**TEXT BLOCK:**
## start

Significance. If the MFF module indeed supplies input-dependent, condition-adaptive fusion that measurably improves robustness to clothing and carrying covariates, the work would strengthen the case for multi-branch skeleton representations in gait biometrics. The reported CASIA-B numbers are competitive with recent skeleton methods, but the significance is currently limited by the absence of ablation evidence isolating the fusion contribution and by the lack of verification that the activation parameters are truly dynamic rather than globally learned scalars.
major comments (3)
- [MFF module description] MFF module (description in abstract and corresponding architecture section): the claim that the module 'dynamically allocates contribution weights across branches through learned activation parameters' is load-bearing for the central attribution of coat-wearing gains to synergistic fusion. It is unclear whether the activation parameters are computed per-sample from the branch features (as in standard squeeze-excitation or cross-attention) or are a fixed set of scalars learned once during training. If the latter, the allocation is static and the superiority on covariate conditions cannot be credited to the claimed dynamic fusion mechanism.
- [Experiments and ablation tables] Experimental section and tables: no ablation results are referenced that compare the full MFF-equipped model against (i) simple concatenation of the three branches, (ii) the ResNet-50 backbone alone, or (iii) the three branches with fixed (non-attention) weighting. Without these controls it is impossible to determine whether the reported 94.52% normal-walking Rank-1 and leading coat-wearing result are driven by the fusion module or by the branch design and backbone. In addition, the manuscript provides no error bars, multiple-run statistics, or significance tests for the cross-condition numbers.

## end

**RECORD SET:**
## start

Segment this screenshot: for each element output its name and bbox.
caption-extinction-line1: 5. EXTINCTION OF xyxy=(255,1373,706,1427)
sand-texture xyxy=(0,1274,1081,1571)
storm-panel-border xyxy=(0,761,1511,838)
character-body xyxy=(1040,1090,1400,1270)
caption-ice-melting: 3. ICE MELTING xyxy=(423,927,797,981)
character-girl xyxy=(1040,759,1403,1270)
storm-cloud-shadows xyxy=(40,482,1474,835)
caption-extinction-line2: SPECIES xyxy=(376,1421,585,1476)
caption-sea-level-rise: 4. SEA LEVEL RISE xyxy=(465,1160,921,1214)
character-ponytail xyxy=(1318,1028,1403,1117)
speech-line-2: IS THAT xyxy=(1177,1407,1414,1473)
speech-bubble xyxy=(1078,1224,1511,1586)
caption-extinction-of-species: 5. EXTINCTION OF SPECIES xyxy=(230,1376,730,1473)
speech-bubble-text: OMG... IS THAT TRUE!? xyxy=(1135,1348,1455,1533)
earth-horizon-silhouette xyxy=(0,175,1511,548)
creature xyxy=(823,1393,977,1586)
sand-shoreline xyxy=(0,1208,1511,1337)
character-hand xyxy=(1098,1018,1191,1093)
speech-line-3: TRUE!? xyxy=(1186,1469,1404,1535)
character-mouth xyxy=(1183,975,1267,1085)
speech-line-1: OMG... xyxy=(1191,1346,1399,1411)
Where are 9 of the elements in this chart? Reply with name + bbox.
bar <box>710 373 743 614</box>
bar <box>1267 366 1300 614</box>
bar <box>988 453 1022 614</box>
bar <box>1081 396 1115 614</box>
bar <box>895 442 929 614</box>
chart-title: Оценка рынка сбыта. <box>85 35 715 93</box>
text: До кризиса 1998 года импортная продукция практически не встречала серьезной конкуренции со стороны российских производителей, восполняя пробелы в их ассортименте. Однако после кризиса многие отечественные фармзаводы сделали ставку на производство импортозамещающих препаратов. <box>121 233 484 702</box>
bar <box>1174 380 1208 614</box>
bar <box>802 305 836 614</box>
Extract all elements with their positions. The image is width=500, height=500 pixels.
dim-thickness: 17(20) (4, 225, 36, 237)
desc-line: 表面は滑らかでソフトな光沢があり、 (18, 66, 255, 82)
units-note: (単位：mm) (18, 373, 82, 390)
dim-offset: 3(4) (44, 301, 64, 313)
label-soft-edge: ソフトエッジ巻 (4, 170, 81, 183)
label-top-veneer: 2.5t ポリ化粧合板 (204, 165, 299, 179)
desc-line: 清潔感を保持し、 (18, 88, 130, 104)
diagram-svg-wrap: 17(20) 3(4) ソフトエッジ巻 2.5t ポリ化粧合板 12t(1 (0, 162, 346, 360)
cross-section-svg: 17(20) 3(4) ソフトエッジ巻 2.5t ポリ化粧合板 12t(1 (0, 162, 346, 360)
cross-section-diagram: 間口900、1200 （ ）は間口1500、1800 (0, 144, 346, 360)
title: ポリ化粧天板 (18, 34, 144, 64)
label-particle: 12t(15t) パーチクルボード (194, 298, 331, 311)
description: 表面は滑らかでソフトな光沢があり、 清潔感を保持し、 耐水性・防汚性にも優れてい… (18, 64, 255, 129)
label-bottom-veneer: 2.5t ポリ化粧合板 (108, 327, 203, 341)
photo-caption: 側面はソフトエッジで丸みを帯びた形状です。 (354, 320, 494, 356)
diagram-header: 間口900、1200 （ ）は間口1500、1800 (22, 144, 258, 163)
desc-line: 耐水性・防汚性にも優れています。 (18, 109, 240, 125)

## end

**WRITTEN PROBLEM A:**
Write out the review excerpt above word for word, everything from "- [MFF module" down to "dynamic fusion mechanism.".
**WRITTEN PROBLEM B:**
Using the review excerpt above, decide whether each statement agrees with it. Answer yes or no for each and quote the words that decide it. (i) The reported CASIA-B numbers are described as competitive with recent skeleton methods. (ii) The manuscript gives error bars for the cross-condition numbers. (iii) The reported normal-walking Rank-1 figure is 92.52%.

**TASK SOLUTION A:**
- [MFF module description] MFF module (description in abstract and corresponding architecture section): the claim that the module 'dynamically allocates contribution weights across branches through learned activation parameters' is load-bearing for the central attribution of coat-wearing gains to synergistic fusion. It is unclear whether the activation parameters are computed per-sample from the branch features (as in standard squeeze-excitation or cross-attention) or are a fixed set of scalars learned once during training. If the latter, the allocation is static and the superiority on covariate conditions cannot be credited to the claimed dynamic fusion mechanism.

**TASK SOLUTION B:**
(i) Yes: "The reported CASIA-B numbers are competitive with recent skeleton methods"
(ii) No: "the manuscript provides no error bars, multiple-run statistics, or significance tests for the cross-condition numbers"
(iii) No: "94.52% normal-walking Rank-1"